**TASK INSTRUCTIONS**
Read the lines that follow and pick out every one containing the word "твердости".

**RECORDED INFORMATION**
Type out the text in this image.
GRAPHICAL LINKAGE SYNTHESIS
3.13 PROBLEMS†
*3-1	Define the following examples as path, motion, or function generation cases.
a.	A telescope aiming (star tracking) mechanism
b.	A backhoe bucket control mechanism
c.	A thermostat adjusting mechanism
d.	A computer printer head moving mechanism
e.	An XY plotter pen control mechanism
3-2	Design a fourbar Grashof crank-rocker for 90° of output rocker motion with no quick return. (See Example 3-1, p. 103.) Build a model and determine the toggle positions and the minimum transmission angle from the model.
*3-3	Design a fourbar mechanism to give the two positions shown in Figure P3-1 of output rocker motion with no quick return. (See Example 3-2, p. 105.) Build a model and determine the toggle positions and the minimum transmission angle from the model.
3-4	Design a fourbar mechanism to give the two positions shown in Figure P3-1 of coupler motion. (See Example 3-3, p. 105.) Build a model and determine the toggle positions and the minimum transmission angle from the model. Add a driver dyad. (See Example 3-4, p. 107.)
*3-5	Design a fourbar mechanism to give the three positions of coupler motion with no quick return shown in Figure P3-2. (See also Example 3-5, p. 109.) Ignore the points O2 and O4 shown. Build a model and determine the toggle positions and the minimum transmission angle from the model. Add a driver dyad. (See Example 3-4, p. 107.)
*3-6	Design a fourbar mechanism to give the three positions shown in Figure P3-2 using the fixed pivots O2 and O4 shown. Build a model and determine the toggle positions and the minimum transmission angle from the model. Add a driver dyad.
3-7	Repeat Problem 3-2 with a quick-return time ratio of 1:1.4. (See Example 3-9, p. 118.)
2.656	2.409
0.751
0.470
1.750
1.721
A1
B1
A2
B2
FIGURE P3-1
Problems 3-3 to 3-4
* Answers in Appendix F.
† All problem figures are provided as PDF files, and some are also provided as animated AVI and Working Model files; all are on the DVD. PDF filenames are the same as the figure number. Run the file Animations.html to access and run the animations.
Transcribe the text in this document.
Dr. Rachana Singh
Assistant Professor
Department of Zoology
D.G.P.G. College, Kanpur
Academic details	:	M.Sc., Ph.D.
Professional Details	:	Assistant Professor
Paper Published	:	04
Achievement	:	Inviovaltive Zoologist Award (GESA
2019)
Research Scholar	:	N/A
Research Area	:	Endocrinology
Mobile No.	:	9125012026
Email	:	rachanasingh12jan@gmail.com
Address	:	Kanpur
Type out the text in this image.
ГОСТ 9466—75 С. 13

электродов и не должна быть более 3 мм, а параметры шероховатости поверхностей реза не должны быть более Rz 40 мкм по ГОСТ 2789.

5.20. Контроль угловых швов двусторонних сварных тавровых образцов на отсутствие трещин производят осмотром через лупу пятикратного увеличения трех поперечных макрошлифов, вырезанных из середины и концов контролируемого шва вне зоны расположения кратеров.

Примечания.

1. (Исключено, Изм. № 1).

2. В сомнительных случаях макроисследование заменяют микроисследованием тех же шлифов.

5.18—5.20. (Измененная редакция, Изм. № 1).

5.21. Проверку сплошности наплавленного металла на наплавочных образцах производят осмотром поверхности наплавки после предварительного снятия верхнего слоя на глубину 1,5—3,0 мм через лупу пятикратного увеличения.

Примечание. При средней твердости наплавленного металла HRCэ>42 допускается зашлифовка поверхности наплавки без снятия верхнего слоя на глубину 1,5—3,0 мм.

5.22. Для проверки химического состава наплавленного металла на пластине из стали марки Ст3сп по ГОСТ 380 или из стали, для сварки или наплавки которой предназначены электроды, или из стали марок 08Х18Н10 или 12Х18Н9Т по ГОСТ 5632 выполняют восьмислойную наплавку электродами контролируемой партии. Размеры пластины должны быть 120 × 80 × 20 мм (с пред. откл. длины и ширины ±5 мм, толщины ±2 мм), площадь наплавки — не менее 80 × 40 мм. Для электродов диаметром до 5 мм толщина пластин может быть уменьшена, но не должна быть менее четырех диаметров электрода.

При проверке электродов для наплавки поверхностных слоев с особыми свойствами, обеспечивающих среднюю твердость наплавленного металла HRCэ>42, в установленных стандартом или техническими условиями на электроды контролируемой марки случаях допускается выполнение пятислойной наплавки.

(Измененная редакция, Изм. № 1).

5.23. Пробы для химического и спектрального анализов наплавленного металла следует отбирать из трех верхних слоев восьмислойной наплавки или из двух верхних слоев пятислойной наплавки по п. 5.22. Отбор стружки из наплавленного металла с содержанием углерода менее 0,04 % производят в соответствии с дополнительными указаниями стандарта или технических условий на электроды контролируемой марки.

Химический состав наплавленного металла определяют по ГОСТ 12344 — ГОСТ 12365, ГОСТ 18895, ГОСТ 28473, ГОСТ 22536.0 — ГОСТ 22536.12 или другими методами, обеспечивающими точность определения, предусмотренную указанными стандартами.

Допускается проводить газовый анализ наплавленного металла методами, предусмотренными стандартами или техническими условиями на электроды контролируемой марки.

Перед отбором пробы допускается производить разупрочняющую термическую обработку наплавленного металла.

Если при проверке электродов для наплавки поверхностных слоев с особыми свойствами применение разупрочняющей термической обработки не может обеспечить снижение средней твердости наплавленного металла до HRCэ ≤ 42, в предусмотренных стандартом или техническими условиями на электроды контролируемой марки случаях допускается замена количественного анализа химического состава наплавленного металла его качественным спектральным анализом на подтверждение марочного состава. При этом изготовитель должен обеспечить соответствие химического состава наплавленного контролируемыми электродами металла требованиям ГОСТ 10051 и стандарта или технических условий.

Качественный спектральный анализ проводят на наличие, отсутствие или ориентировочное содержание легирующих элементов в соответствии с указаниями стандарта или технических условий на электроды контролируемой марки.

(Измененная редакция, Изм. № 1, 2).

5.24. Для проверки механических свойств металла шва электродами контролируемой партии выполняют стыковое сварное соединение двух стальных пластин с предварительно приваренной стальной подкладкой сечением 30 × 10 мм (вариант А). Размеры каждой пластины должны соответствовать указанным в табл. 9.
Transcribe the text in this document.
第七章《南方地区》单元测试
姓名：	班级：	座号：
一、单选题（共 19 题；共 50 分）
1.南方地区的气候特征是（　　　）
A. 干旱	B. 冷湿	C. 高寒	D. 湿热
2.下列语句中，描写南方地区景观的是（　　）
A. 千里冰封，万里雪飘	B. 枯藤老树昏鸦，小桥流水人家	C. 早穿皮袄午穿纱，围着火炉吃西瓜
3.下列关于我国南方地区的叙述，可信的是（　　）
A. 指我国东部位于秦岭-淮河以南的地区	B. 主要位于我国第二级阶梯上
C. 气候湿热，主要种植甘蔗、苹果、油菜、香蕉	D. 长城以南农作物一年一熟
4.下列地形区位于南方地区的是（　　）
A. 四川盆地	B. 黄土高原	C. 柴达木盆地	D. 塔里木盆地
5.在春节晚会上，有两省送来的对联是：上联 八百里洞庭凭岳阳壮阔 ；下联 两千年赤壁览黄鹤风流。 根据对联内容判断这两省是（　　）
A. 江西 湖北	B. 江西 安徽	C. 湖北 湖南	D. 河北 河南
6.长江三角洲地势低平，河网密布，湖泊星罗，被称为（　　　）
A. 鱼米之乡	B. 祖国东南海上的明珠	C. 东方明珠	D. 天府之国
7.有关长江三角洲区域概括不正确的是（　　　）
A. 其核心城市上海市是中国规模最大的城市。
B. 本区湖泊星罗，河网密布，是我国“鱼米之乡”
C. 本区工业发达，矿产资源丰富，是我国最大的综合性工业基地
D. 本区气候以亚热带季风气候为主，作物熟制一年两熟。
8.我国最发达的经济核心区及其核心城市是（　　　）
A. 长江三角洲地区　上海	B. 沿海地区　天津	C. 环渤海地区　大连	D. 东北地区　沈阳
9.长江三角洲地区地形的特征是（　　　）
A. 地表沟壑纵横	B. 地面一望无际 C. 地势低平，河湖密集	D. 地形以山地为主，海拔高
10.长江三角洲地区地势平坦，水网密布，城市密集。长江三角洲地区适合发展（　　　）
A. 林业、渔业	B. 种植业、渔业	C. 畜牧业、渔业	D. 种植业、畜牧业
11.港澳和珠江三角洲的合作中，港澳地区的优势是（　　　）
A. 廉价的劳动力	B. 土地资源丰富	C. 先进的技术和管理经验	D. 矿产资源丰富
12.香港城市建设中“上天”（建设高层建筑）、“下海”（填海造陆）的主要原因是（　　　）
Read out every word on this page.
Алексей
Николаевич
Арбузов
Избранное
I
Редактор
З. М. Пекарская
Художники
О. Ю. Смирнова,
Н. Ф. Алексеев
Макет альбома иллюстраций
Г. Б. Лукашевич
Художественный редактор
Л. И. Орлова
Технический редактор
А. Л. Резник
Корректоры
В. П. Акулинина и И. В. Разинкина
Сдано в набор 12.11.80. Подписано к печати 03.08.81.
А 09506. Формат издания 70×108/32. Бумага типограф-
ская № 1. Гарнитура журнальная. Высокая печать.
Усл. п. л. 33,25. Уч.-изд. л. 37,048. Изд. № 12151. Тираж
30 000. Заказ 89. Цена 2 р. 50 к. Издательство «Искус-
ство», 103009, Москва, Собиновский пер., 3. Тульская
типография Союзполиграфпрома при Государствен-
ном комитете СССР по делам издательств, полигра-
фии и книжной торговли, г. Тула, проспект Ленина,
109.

**WRITTEN ANSWER**
Примечание. При средней твердости наплавленного металла HRCэ>42 допускается зашлифовка поверхности наплавки без снятия верхнего слоя на глубину 1,5—3,0 мм.
Если при проверке электродов для наплавки поверхностных слоев с особыми свойствами применение разупрочняющей термической обработки не может обеспечить снижение средней твердости наплавленного металла до HRCэ ≤ 42, в предусмотренных стандартом или техническими условиями на электроды контролируемой марки случаях допускается замена количественного анализа химического состава наплавленного металла его качественным спектральным анализом на подтверждение марочного состава. При этом изготовитель должен обеспечить соответствие химического состава наплавленного контролируемыми электродами металла требованиям ГОСТ 10051 и стандарта или технических условий.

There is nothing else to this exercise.